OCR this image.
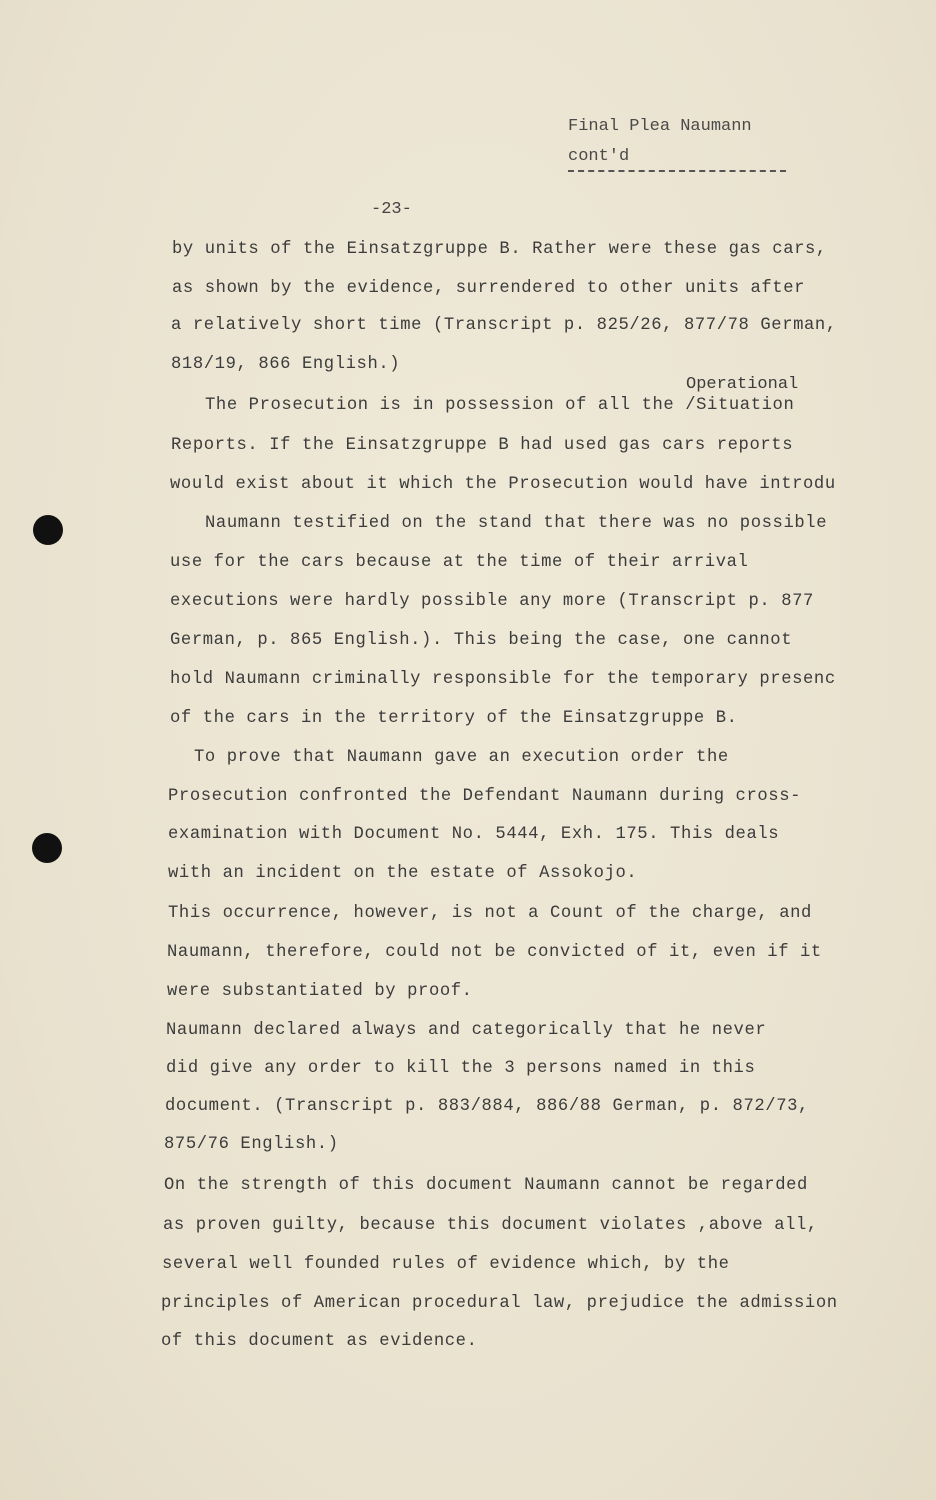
Final Plea Naumann
cont'd
-23-
Operational
by units of the Einsatzgruppe B. Rather were these gas cars,
as shown by the evidence, surrendered to other units after
a relatively short time (Transcript p. 825/26, 877/78 German,
818/19, 866 English.)
The Prosecution is in possession of all the /Situation
Reports. If the Einsatzgruppe B had used gas cars reports
would exist about it which the Prosecution would have introdu
Naumann testified on the stand that there was no possible
use for the cars because at the time of their arrival
executions were hardly possible any more (Transcript p. 877
German, p. 865 English.). This being the case, one cannot
hold Naumann criminally responsible for the temporary presenc
of the cars in the territory of the Einsatzgruppe B.
To prove that Naumann gave an execution order the
Prosecution confronted the Defendant Naumann during cross-
examination with Document No. 5444, Exh. 175. This deals
with an incident on the estate of Assokojo.
This occurrence, however, is not a Count of the charge, and
Naumann, therefore, could not be convicted of it, even if it
were substantiated by proof.
Naumann declared always and categorically that he never
did give any order to kill the 3 persons named in this
document. (Transcript p. 883/884, 886/88 German, p. 872/73,
875/76 English.)
On the strength of this document Naumann cannot be regarded
as proven guilty, because this document violates ,above all,
several well founded rules of evidence which, by the
principles of American procedural law, prejudice the admission
of this document as evidence.
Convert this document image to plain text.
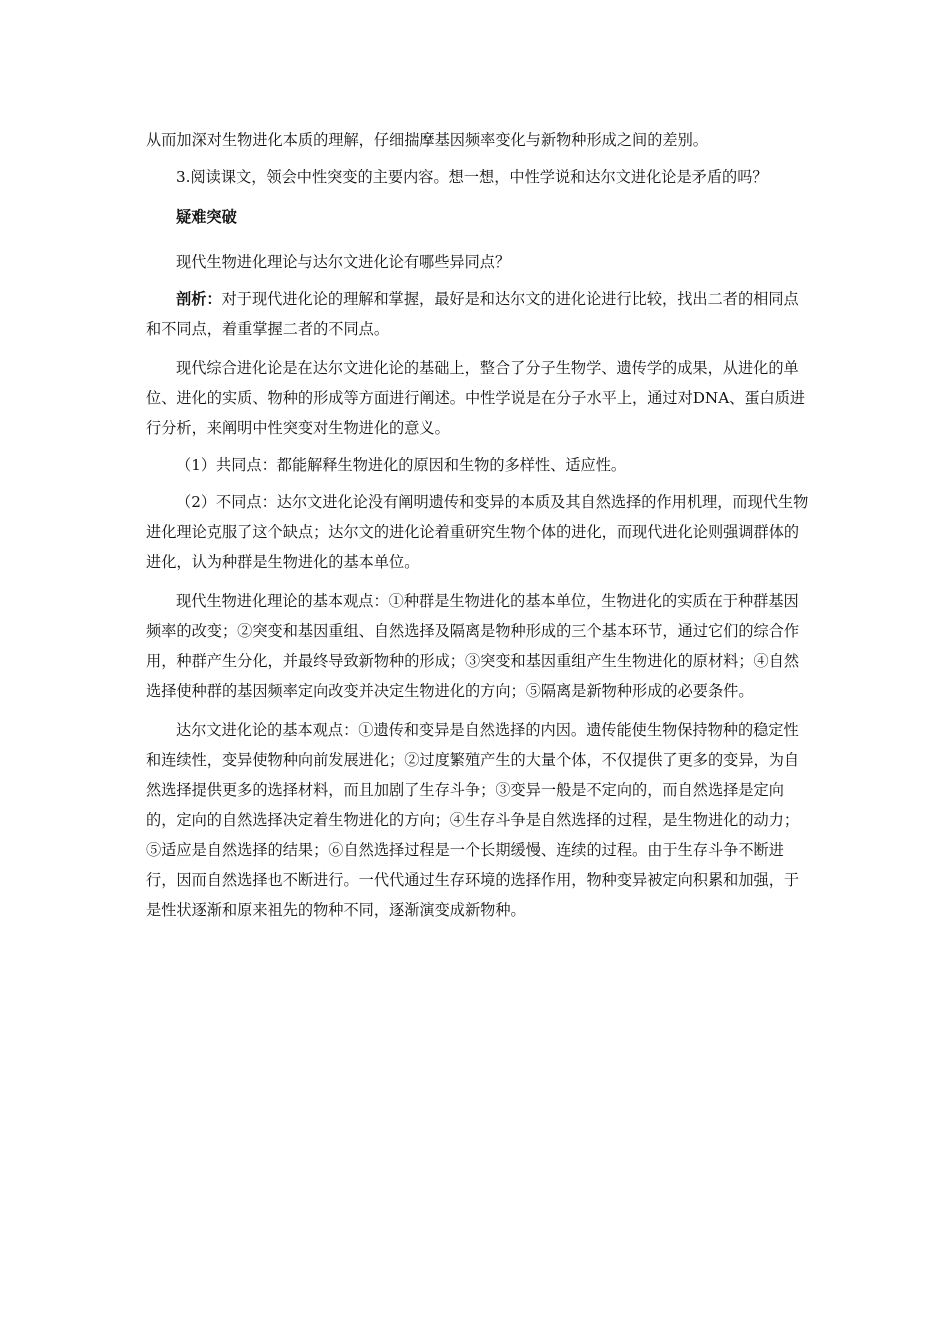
从而加深对生物进化本质的理解，仔细揣摩基因频率变化与新物种形成之间的差别。

3.阅读课文，领会中性突变的主要内容。想一想，中性学说和达尔文进化论是矛盾的吗？

疑难突破

现代生物进化理论与达尔文进化论有哪些异同点？

剖析：对于现代进化论的理解和掌握，最好是和达尔文的进化论进行比较，找出二者的相同点和不同点，着重掌握二者的不同点。

现代综合进化论是在达尔文进化论的基础上，整合了分子生物学、遗传学的成果，从进化的单位、进化的实质、物种的形成等方面进行阐述。中性学说是在分子水平上，通过对DNA、蛋白质进行分析，来阐明中性突变对生物进化的意义。

（1）共同点：都能解释生物进化的原因和生物的多样性、适应性。

（2）不同点：达尔文进化论没有阐明遗传和变异的本质及其自然选择的作用机理，而现代生物进化理论克服了这个缺点；达尔文的进化论着重研究生物个体的进化，而现代进化论则强调群体的进化，认为种群是生物进化的基本单位。

现代生物进化理论的基本观点：①种群是生物进化的基本单位，生物进化的实质在于种群基因频率的改变；②突变和基因重组、自然选择及隔离是物种形成的三个基本环节，通过它们的综合作用，种群产生分化，并最终导致新物种的形成；③突变和基因重组产生生物进化的原材料；④自然选择使种群的基因频率定向改变并决定生物进化的方向；⑤隔离是新物种形成的必要条件。

达尔文进化论的基本观点：①遗传和变异是自然选择的内因。遗传能使生物保持物种的稳定性和连续性，变异使物种向前发展进化；②过度繁殖产生的大量个体，不仅提供了更多的变异，为自然选择提供更多的选择材料，而且加剧了生存斗争；③变异一般是不定向的，而自然选择是定向的，定向的自然选择决定着生物进化的方向；④生存斗争是自然选择的过程，是生物进化的动力；⑤适应是自然选择的结果；⑥自然选择过程是一个长期缓慢、连续的过程。由于生存斗争不断进行，因而自然选择也不断进行。一代代通过生存环境的选择作用，物种变异被定向积累和加强，于是性状逐渐和原来祖先的物种不同，逐渐演变成新物种。
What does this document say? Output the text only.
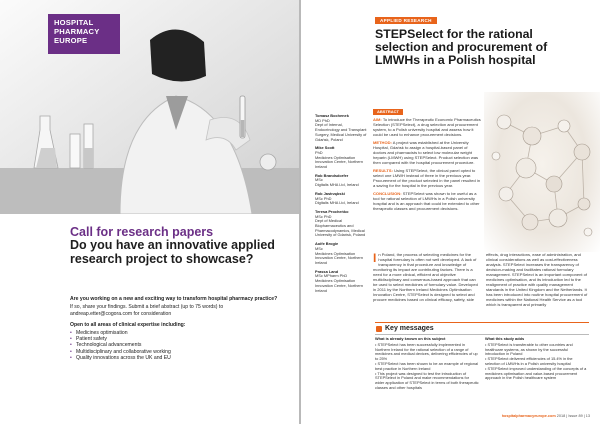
HOSPITAL
PHARMACY
EUROPE
Call for research papers
Do you have an innovative applied research project to showcase?
Are you working on a new and exciting way to transform hospital pharmacy practice?
If so, share your findings. Submit a brief abstract (up to 75 words) to andreap.etter@cogora.com for consideration
Open to all areas of clinical expertise including:
• Medicines optimisation
• Patient safety
• Technological advancements
• Multidisciplinary and collaborative working
• Quality innovations across the UK and EU
APPLIED RESEARCH
STEPSelect for the rational selection and procurement of LMWHs in a Polish hospital
Tomasz Bochenek
MD PhD
Dept of Internal, Endocrinology and Transplant Surgery, Medical University of Gdańsk, Poland
Mike Scott
PhD
Medicines Optimisation Innovation Centre, Northern Ireland
Rob Brandsdorfer
MSc
Digitalis MHA Ltd, Ireland
Rob Jastrzębski
MSc PhD
Digitalis MHA Ltd, Ireland
Teresa Procheńko
MSc PhD
Dept of Medical Biopharmaceutics and Pharmacodynamics, Medical University of Gdańsk, Poland
Aoife Brogie
MSc
Medicines Optimisation Innovation Centre, Northern Ireland
Prassa Land
MSc MPharm PhD
Medicines Optimisation Innovation Centre, Northern Ireland
ABSTRACT

AIM: To introduce the Therapeutic Economic Pharmaceutics Selection (STEPSelect), a drug selection and procurement system, to a Polish university hospital and assess how it could be used to enhance procurement decisions.

METHOD: A project was established at the University Hospital, Gdańsk to assign a hospital-based panel of doctors and pharmacists to select low molecular weight heparin (LMWH) using STEPSelect. Product selection was then compared with the hospital procurement procedure.

RESULTS: Using STEPSelect, the clinical panel opted to select one LMWH instead of three in the previous year. Procurement of the product selected in the panel resulted in a saving for the hospital in the previous year.

CONCLUSION: STEPSelect was shown to be useful as a tool for rational selection of LMWHs in a Polish university hospital and is an approach that could be extended to other therapeutic classes and procurement decisions.

I n Poland, the process of selecting medicines for the hospital formulary is often not well developed. A lack of transparency in that procedure and knowledge of monitoring its impact are contributing factors. There is a need for a more clinical, efficient and objective multidisciplinary and consensus-based approach that can be used to select medicines of formulary value. Developed in 2011 by the Northern Ireland Medicines Optimisation Innovation Centre, STEPSelect is designed to select and procure medicines based on clinical efficacy, safety, side
effects, drug interactions, ease of administration, and clinical considerations as well as cost-effectiveness analysis. STEPSelect increases the transparency of decision-making and facilitates rational formulary management. STEPSelect is an important component of medicines optimisation, and its introduction led to the realignment of practice with quality management standards in the United Kingdom and the Netherlands. It has been introduced into routine hospital procurement of medicines within the National Health Service as a tool which is transparent and primarily
Key messages
What is already known on this subject
• STEPSelect has been successfully implemented in Northern Ireland for the rational selection of a range of medicines and medical devices, delivering efficiencies of up to 25%
• STEPSelect has been shown to be an example of regional best practice in Northern Ireland
• This project was designed to test the introduction of STEPSelect in Poland and make recommendations for wider application of STEPSelect in terms of both therapeutic classes and other hospitals
What this study adds
• STEPSelect is transferable to other countries and healthcare systems, as shown by the successful introduction in Poland
• STEPSelect delivered efficiencies of 15.4% in the selection of LMWHs in a Polish university hospital
• STEPSelect improved understanding of the concepts of a medicines optimisation and value-based procurement approach in the Polish healthcare system
hospitalpharmacyeurope.com 2018 | Issue 89 | 13
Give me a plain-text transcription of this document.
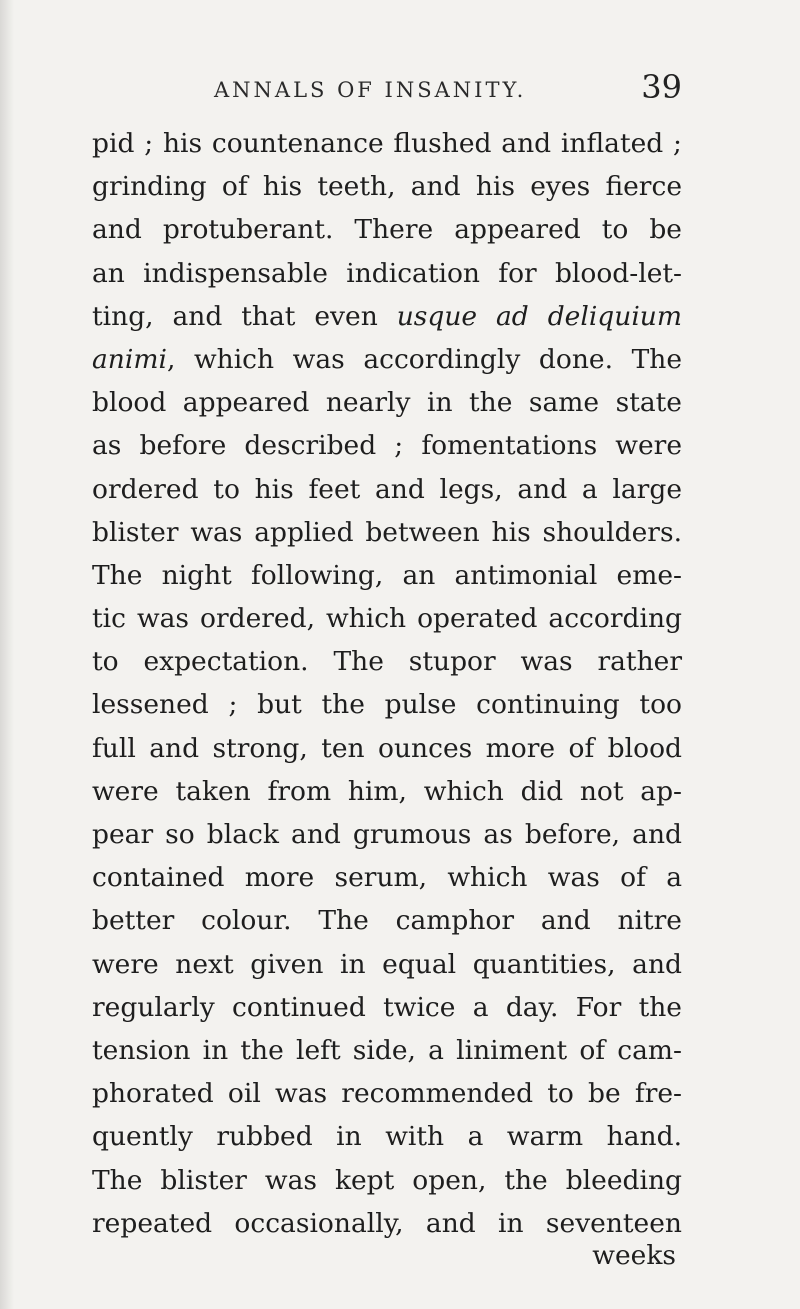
ANNALS OF INSANITY.	39
pid ; his countenance flushed and inflated ;
grinding of his teeth, and his eyes fierce
and protuberant. There appeared to be
an indispensable indication for blood-let-
ting, and that even usque ad deliquium
animi, which was accordingly done. The
blood appeared nearly in the same state
as before described ; fomentations were
ordered to his feet and legs, and a large
blister was applied between his shoulders.
The night following, an antimonial eme-
tic was ordered, which operated according
to expectation. The stupor was rather
lessened ; but the pulse continuing too
full and strong, ten ounces more of blood
were taken from him, which did not ap-
pear so black and grumous as before, and
contained more serum, which was of a
better colour. The camphor and nitre
were next given in equal quantities, and
regularly continued twice a day. For the
tension in the left side, a liniment of cam-
phorated oil was recommended to be fre-
quently rubbed in with a warm hand.
The blister was kept open, the bleeding
repeated occasionally, and in seventeen
weeks
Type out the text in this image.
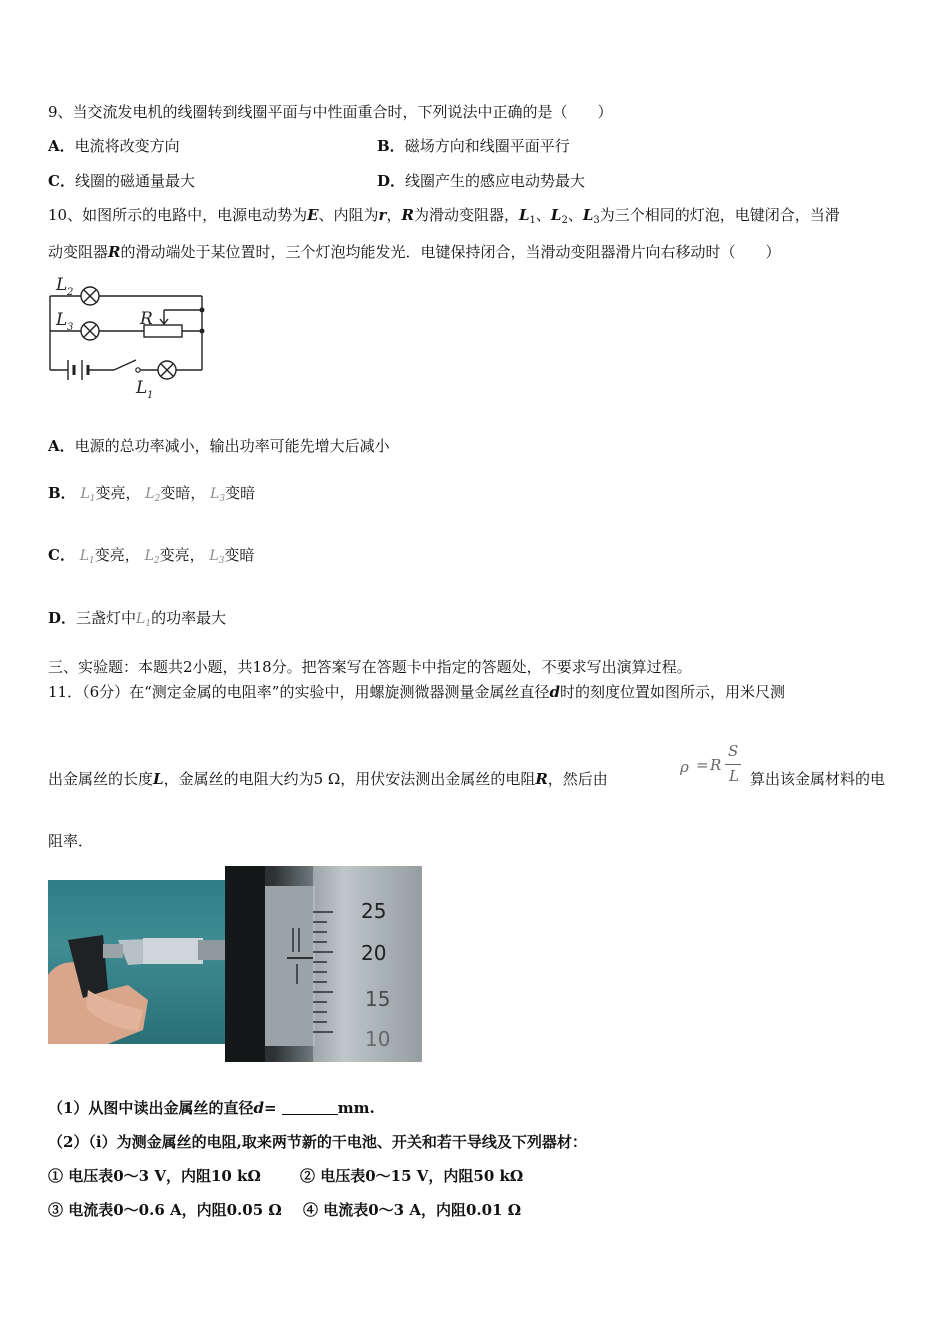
9、当交流发电机的线圈转到线圈平面与中性面重合时，下列说法中正确的是（　　）
A．电流将改变方向	B．磁场方向和线圈平面平行
C．线圈的磁通量最大	D．线圈产生的感应电动势最大
10、如图所示的电路中，电源电动势为E、内阻为r，R为滑动变阻器，$L_1$、$L_2$、$L_3$为三个相同的灯泡，电键闭合，当滑
动变阻器R的滑动端处于某位置时，三个灯泡均能发光．电键保持闭合，当滑动变阻器滑片向右移动时（　　）
L 2
L 3	R
L 1
A．电源的总功率减小，输出功率可能先增大后减小
B． $L_1$变亮， $L_2$变暗， $L_3$变暗
C． $L_1$变亮， $L_2$变亮， $L_3$变暗
D．三盏灯中$L_1$的功率最大
三、实验题：本题共2小题，共18分。把答案写在答题卡中指定的答题处，不要求写出演算过程。
11．（6分）在“测定金属的电阻率”的实验中，用螺旋测微器测量金属丝直径d时的刻度位置如图所示，用米尺测
出金属丝的长度L，金属丝的电阻大约为5 Ω，用伏安法测出金属丝的电阻R，然后由
ρ = R
S
L 算出该金属材料的电
阻率．
25
20
15
10
（1）从图中读出金属丝的直径d=	mm.
（2）（i）为测金属丝的电阻,取来两节新的干电池、开关和若干导线及下列器材：
① 电压表0～3 V，内阻10 kΩ	② 电压表0～15 V，内阻50 kΩ
③ 电流表0～0.6 A，内阻0.05 Ω ④ 电流表0～3 A，内阻0.01 Ω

*****

■ WHAT IS ASKED
Work out how many lines above contain the word "because". Give only the number.

■ FULL RESPONSE
2